Collected data:
-- BEGIN --

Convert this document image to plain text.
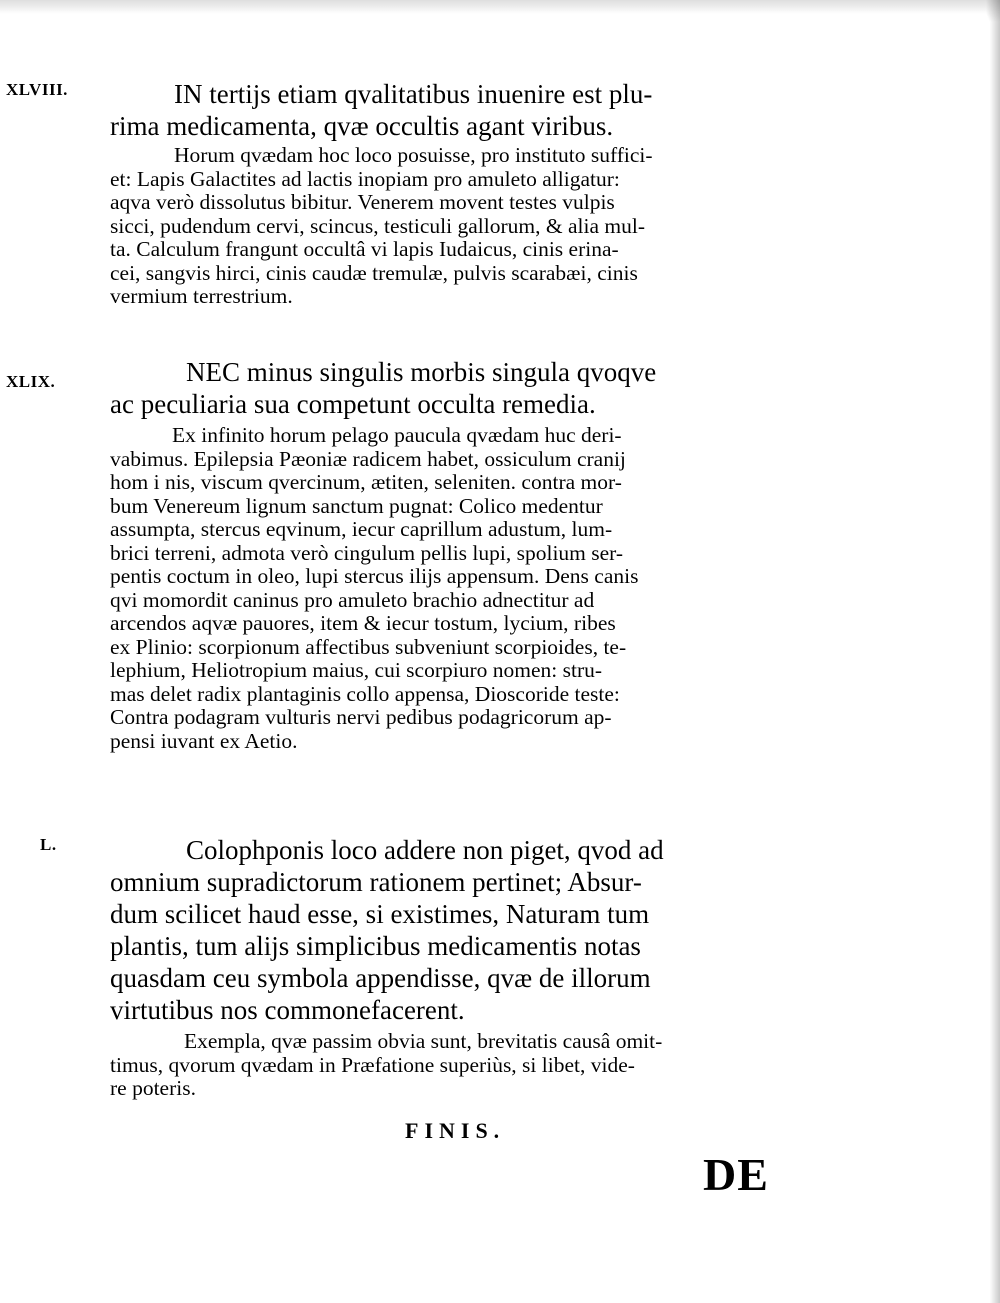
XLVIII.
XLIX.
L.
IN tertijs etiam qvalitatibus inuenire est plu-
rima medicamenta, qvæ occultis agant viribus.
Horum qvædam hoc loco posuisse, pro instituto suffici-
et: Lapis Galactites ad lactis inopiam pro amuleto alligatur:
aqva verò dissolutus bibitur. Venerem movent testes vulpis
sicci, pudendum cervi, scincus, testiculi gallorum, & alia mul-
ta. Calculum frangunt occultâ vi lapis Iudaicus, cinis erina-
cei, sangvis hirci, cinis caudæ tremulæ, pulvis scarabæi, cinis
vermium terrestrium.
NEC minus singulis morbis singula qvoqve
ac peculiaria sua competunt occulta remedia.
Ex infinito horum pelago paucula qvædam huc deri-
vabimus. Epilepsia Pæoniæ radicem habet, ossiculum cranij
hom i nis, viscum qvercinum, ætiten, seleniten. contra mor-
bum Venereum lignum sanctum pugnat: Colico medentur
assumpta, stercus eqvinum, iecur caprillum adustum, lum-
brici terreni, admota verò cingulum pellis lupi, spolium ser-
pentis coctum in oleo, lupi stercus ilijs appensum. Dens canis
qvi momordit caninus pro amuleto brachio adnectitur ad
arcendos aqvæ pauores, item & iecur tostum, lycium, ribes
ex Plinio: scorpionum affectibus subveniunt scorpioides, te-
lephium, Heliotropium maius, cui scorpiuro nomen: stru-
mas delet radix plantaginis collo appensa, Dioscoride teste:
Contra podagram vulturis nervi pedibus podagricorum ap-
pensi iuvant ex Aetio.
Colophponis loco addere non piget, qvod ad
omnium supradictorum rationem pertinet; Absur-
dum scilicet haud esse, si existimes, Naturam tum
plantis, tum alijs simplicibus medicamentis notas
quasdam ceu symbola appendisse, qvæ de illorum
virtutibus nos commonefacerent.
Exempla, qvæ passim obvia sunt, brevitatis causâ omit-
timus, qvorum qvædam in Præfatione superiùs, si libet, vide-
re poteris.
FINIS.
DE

-- END --

The required answer is a single number: the count of lines in the entries that hold the string "iecur".

- [Answer for this exercise]: 2